[Data tied to figure images]
>>>
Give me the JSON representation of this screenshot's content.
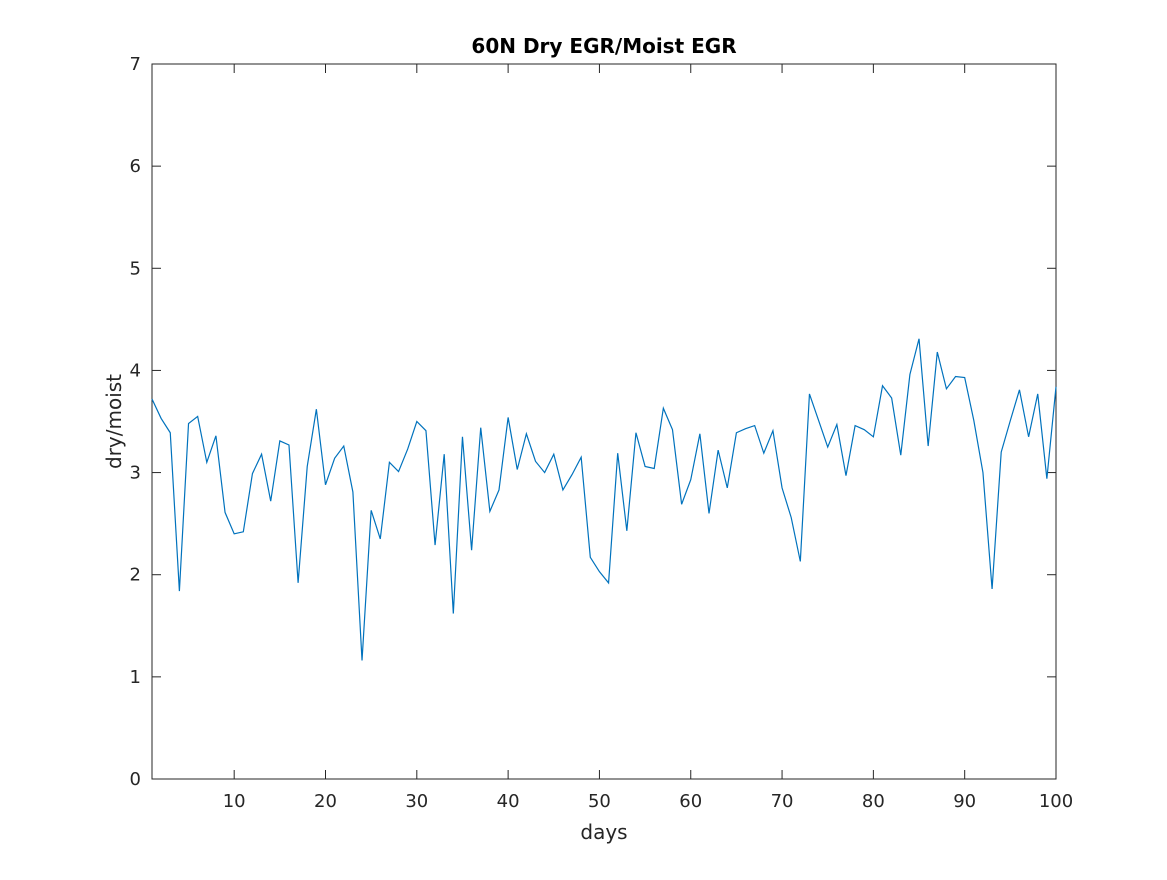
{
  "chart_data": {
    "type": "line",
    "title": "60N Dry EGR/Moist EGR",
    "xlabel": "days",
    "ylabel": "dry/moist",
    "xlim": [
      1,
      100
    ],
    "ylim": [
      0,
      7
    ],
    "xticks": [
      10,
      20,
      30,
      40,
      50,
      60,
      70,
      80,
      90,
      100
    ],
    "yticks": [
      0,
      1,
      2,
      3,
      4,
      5,
      6,
      7
    ],
    "grid": false,
    "legend": "none",
    "colors": {
      "series": "#0072bd",
      "axes": "#262626"
    },
    "series": [
      {
        "x": [
          1,
          2,
          3,
          4,
          5,
          6,
          7,
          8,
          9,
          10,
          11,
          12,
          13,
          14,
          15,
          16,
          17,
          18,
          19,
          20,
          21,
          22,
          23,
          24,
          25,
          26,
          27,
          28,
          29,
          30,
          31,
          32,
          33,
          34,
          35,
          36,
          37,
          38,
          39,
          40,
          41,
          42,
          43,
          44,
          45,
          46,
          47,
          48,
          49,
          50,
          51,
          52,
          53,
          54,
          55,
          56,
          57,
          58,
          59,
          60,
          61,
          62,
          63,
          64,
          65,
          66,
          67,
          68,
          69,
          70,
          71,
          72,
          73,
          74,
          75,
          76,
          77,
          78,
          79,
          80,
          81,
          82,
          83,
          84,
          85,
          86,
          87,
          88,
          89,
          90,
          91,
          92,
          93,
          94,
          95,
          96,
          97,
          98,
          99,
          100
        ],
        "values": [
          3.72,
          3.53,
          3.39,
          1.84,
          3.48,
          3.55,
          3.1,
          3.36,
          2.61,
          2.4,
          2.42,
          2.99,
          3.18,
          2.72,
          3.31,
          3.27,
          1.92,
          3.06,
          3.62,
          2.88,
          3.14,
          3.26,
          2.81,
          1.16,
          2.63,
          2.35,
          3.1,
          3.01,
          3.23,
          3.5,
          3.41,
          2.29,
          3.18,
          1.62,
          3.35,
          2.24,
          3.44,
          2.62,
          2.83,
          3.54,
          3.03,
          3.38,
          3.11,
          3.0,
          3.18,
          2.83,
          2.98,
          3.15,
          2.17,
          2.03,
          1.92,
          3.19,
          2.43,
          3.39,
          3.06,
          3.04,
          3.63,
          3.42,
          2.69,
          2.93,
          3.38,
          2.6,
          3.22,
          2.85,
          3.39,
          3.43,
          3.46,
          3.19,
          3.41,
          2.85,
          2.56,
          2.13,
          3.77,
          3.51,
          3.25,
          3.47,
          2.97,
          3.46,
          3.42,
          3.35,
          3.85,
          3.73,
          3.17,
          3.96,
          4.31,
          3.26,
          4.18,
          3.82,
          3.94,
          3.93,
          3.51,
          3.0,
          1.86,
          3.2,
          3.51,
          3.81,
          3.35,
          3.77,
          2.94,
          3.84
        ]
      }
    ]
  }
}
<<<
[What is asked] Write the records out once more, exactly as they appear, with no pictures.

[Output below]
Give me the JSON representation of this screenshot's content.
{
  "chart_data": {
    "type": "line",
    "title": "60N Dry EGR/Moist EGR",
    "xlabel": "days",
    "ylabel": "dry/moist",
    "xlim": [
      1,
      100
    ],
    "ylim": [
      0,
      7
    ],
    "xticks": [
      10,
      20,
      30,
      40,
      50,
      60,
      70,
      80,
      90,
      100
    ],
    "yticks": [
      0,
      1,
      2,
      3,
      4,
      5,
      6,
      7
    ],
    "grid": false,
    "legend": "none",
    "colors": {
      "series": "#0072bd",
      "axes": "#262626"
    },
    "series": [
      {
        "x": [
          1,
          2,
          3,
          4,
          5,
          6,
          7,
          8,
          9,
          10,
          11,
          12,
          13,
          14,
          15,
          16,
          17,
          18,
          19,
          20,
          21,
          22,
          23,
          24,
          25,
          26,
          27,
          28,
          29,
          30,
          31,
          32,
          33,
          34,
          35,
          36,
          37,
          38,
          39,
          40,
          41,
          42,
          43,
          44,
          45,
          46,
          47,
          48,
          49,
          50,
          51,
          52,
          53,
          54,
          55,
          56,
          57,
          58,
          59,
          60,
          61,
          62,
          63,
          64,
          65,
          66,
          67,
          68,
          69,
          70,
          71,
          72,
          73,
          74,
          75,
          76,
          77,
          78,
          79,
          80,
          81,
          82,
          83,
          84,
          85,
          86,
          87,
          88,
          89,
          90,
          91,
          92,
          93,
          94,
          95,
          96,
          97,
          98,
          99,
          100
        ],
        "values": [
          3.72,
          3.53,
          3.39,
          1.84,
          3.48,
          3.55,
          3.1,
          3.36,
          2.61,
          2.4,
          2.42,
          2.99,
          3.18,
          2.72,
          3.31,
          3.27,
          1.92,
          3.06,
          3.62,
          2.88,
          3.14,
          3.26,
          2.81,
          1.16,
          2.63,
          2.35,
          3.1,
          3.01,
          3.23,
          3.5,
          3.41,
          2.29,
          3.18,
          1.62,
          3.35,
          2.24,
          3.44,
          2.62,
          2.83,
          3.54,
          3.03,
          3.38,
          3.11,
          3.0,
          3.18,
          2.83,
          2.98,
          3.15,
          2.17,
          2.03,
          1.92,
          3.19,
          2.43,
          3.39,
          3.06,
          3.04,
          3.63,
          3.42,
          2.69,
          2.93,
          3.38,
          2.6,
          3.22,
          2.85,
          3.39,
          3.43,
          3.46,
          3.19,
          3.41,
          2.85,
          2.56,
          2.13,
          3.77,
          3.51,
          3.25,
          3.47,
          2.97,
          3.46,
          3.42,
          3.35,
          3.85,
          3.73,
          3.17,
          3.96,
          4.31,
          3.26,
          4.18,
          3.82,
          3.94,
          3.93,
          3.51,
          3.0,
          1.86,
          3.2,
          3.51,
          3.81,
          3.35,
          3.77,
          2.94,
          3.84
        ]
      }
    ]
  }
}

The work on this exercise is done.